* What you will do *
Take the entries below and print all of them exactly, please.

(Data entries for graphics)
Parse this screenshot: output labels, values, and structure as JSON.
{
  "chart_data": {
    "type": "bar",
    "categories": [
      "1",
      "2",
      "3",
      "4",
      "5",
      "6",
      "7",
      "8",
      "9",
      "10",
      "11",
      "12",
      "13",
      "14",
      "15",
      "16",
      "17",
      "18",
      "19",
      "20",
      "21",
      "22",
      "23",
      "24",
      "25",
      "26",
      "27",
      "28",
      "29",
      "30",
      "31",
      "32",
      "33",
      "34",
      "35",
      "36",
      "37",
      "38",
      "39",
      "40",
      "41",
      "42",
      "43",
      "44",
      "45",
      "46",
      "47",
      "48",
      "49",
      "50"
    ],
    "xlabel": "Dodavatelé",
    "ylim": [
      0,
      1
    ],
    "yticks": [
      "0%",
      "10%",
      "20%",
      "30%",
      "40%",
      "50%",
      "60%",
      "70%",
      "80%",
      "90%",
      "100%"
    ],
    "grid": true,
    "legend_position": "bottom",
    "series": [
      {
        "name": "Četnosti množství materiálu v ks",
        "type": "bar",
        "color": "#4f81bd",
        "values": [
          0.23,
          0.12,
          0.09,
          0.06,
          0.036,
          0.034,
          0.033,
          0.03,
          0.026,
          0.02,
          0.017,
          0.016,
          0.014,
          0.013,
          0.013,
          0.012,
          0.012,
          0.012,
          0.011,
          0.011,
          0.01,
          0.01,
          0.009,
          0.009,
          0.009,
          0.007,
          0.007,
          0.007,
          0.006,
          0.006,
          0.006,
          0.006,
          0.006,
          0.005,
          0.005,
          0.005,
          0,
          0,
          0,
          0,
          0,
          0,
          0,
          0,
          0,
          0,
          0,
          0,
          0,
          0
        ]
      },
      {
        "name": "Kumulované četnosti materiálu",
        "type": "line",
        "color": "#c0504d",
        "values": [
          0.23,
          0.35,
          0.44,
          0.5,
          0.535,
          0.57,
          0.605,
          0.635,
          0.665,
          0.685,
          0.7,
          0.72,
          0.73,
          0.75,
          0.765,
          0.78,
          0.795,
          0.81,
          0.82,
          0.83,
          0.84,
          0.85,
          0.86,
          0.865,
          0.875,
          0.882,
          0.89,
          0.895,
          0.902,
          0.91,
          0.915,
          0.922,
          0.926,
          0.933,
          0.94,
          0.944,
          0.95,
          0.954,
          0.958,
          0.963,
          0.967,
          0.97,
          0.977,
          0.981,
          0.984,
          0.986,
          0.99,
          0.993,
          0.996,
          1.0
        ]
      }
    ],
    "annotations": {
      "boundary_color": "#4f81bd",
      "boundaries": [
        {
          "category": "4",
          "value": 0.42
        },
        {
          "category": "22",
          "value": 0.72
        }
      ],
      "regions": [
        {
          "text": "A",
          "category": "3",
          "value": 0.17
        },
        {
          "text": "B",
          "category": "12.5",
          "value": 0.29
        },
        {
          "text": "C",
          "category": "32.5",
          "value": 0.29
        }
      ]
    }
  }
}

* Exercise solution *
Parse this screenshot: output labels, values, and structure as JSON.
{
  "chart_data": {
    "type": "bar",
    "categories": [
      "1",
      "2",
      "3",
      "4",
      "5",
      "6",
      "7",
      "8",
      "9",
      "10",
      "11",
      "12",
      "13",
      "14",
      "15",
      "16",
      "17",
      "18",
      "19",
      "20",
      "21",
      "22",
      "23",
      "24",
      "25",
      "26",
      "27",
      "28",
      "29",
      "30",
      "31",
      "32",
      "33",
      "34",
      "35",
      "36",
      "37",
      "38",
      "39",
      "40",
      "41",
      "42",
      "43",
      "44",
      "45",
      "46",
      "47",
      "48",
      "49",
      "50"
    ],
    "xlabel": "Dodavatelé",
    "ylim": [
      0,
      1
    ],
    "yticks": [
      "0%",
      "10%",
      "20%",
      "30%",
      "40%",
      "50%",
      "60%",
      "70%",
      "80%",
      "90%",
      "100%"
    ],
    "grid": true,
    "legend_position": "bottom",
    "series": [
      {
        "name": "Četnosti množství materiálu v ks",
        "type": "bar",
        "color": "#4f81bd",
        "values": [
          0.23,
          0.12,
          0.09,
          0.06,
          0.036,
          0.034,
          0.033,
          0.03,
          0.026,
          0.02,
          0.017,
          0.016,
          0.014,
          0.013,
          0.013,
          0.012,
          0.012,
          0.012,
          0.011,
          0.011,
          0.01,
          0.01,
          0.009,
          0.009,
          0.009,
          0.007,
          0.007,
          0.007,
          0.006,
          0.006,
          0.006,
          0.006,
          0.006,
          0.005,
          0.005,
          0.005,
          0,
          0,
          0,
          0,
          0,
          0,
          0,
          0,
          0,
          0,
          0,
          0,
          0,
          0
        ]
      },
      {
        "name": "Kumulované četnosti materiálu",
        "type": "line",
        "color": "#c0504d",
        "values": [
          0.23,
          0.35,
          0.44,
          0.5,
          0.535,
          0.57,
          0.605,
          0.635,
          0.665,
          0.685,
          0.7,
          0.72,
          0.73,
          0.75,
          0.765,
          0.78,
          0.795,
          0.81,
          0.82,
          0.83,
          0.84,
          0.85,
          0.86,
          0.865,
          0.875,
          0.882,
          0.89,
          0.895,
          0.902,
          0.91,
          0.915,
          0.922,
          0.926,
          0.933,
          0.94,
          0.944,
          0.95,
          0.954,
          0.958,
          0.963,
          0.967,
          0.97,
          0.977,
          0.981,
          0.984,
          0.986,
          0.99,
          0.993,
          0.996,
          1.0
        ]
      }
    ],
    "annotations": {
      "boundary_color": "#4f81bd",
      "boundaries": [
        {
          "category": "4",
          "value": 0.42
        },
        {
          "category": "22",
          "value": 0.72
        }
      ],
      "regions": [
        {
          "text": "A",
          "category": "3",
          "value": 0.17
        },
        {
          "text": "B",
          "category": "12.5",
          "value": 0.29
        },
        {
          "text": "C",
          "category": "32.5",
          "value": 0.29
        }
      ]
    }
  }
}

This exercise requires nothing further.